## Recorded information:
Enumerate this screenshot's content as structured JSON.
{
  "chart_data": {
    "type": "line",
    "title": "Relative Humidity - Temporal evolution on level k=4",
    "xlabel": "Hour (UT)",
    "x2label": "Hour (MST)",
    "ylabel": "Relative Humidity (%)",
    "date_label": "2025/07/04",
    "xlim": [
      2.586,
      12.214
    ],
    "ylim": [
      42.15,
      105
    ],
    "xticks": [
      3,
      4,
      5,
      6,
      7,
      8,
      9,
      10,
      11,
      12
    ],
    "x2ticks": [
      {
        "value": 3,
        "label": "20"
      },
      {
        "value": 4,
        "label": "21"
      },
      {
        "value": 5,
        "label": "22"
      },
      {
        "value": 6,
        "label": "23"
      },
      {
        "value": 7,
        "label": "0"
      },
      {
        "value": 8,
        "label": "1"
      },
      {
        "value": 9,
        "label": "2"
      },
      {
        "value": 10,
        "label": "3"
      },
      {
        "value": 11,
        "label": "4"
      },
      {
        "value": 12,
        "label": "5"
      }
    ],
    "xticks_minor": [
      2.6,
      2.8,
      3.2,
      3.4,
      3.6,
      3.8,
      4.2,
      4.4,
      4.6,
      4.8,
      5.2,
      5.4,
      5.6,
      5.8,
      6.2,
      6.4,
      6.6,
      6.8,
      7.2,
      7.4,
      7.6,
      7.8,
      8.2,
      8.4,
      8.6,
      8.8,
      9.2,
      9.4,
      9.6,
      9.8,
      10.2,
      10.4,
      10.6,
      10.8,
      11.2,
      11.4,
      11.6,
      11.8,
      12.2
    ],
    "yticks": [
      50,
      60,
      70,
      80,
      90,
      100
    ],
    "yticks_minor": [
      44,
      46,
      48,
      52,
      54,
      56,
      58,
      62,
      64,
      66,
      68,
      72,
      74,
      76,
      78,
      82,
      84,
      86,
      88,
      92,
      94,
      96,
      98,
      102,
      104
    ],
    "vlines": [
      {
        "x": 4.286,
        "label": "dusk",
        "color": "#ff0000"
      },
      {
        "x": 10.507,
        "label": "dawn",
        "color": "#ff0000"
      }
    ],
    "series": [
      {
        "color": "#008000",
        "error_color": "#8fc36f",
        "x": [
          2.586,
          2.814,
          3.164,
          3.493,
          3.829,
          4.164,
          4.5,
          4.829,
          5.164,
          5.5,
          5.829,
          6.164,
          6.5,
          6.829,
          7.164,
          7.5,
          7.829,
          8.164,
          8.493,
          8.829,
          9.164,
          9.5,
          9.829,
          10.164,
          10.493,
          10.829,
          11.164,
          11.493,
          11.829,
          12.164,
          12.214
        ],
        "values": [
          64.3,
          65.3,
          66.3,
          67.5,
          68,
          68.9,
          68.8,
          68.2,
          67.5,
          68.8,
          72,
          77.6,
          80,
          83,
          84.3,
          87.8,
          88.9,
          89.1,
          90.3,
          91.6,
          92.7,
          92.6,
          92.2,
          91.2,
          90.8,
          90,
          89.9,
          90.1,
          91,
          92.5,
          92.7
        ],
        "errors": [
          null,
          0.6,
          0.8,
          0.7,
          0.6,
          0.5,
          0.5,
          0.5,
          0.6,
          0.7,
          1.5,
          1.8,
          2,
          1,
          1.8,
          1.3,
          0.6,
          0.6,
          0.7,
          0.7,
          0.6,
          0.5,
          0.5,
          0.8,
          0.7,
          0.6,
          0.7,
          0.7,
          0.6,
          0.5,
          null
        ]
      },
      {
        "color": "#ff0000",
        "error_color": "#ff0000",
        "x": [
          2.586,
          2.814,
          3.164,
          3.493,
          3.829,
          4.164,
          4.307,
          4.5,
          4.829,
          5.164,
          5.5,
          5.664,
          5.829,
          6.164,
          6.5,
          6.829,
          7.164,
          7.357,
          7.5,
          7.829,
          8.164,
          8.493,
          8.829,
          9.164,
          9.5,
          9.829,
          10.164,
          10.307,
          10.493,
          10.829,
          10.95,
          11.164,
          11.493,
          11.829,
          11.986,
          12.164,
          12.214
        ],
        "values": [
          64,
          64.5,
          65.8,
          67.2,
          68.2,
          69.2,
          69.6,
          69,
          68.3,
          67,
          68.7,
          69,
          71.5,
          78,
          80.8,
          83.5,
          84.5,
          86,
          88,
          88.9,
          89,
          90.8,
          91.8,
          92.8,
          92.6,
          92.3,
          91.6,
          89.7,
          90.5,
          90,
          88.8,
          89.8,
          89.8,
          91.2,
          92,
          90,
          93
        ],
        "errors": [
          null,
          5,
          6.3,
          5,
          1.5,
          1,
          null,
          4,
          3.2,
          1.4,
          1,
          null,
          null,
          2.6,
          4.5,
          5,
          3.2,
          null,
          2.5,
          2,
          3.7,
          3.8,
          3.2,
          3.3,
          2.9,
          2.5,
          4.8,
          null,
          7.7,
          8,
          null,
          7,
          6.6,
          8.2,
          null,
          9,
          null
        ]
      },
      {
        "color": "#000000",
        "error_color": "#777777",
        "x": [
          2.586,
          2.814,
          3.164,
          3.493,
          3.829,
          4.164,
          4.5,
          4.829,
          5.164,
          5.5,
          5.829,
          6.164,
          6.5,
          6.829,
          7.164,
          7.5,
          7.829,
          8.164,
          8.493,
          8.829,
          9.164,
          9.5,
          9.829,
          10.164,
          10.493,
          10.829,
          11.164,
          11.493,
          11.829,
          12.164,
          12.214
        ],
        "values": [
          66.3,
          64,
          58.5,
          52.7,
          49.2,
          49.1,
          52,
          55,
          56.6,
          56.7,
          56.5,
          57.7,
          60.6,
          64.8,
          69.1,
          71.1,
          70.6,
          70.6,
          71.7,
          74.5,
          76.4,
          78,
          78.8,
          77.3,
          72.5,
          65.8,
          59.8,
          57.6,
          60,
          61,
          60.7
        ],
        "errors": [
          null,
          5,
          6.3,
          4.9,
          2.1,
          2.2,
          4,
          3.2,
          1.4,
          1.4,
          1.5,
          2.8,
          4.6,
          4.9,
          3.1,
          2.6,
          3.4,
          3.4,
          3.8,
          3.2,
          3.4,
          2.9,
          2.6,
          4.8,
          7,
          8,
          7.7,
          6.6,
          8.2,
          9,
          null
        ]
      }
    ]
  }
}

## Your instructions:
Search the data for "Humidity". Copy every line that has it.

## Answer for this exercise:
    "title": "Relative Humidity - Temporal evolution on level k=4",
    "ylabel": "Relative Humidity (%)",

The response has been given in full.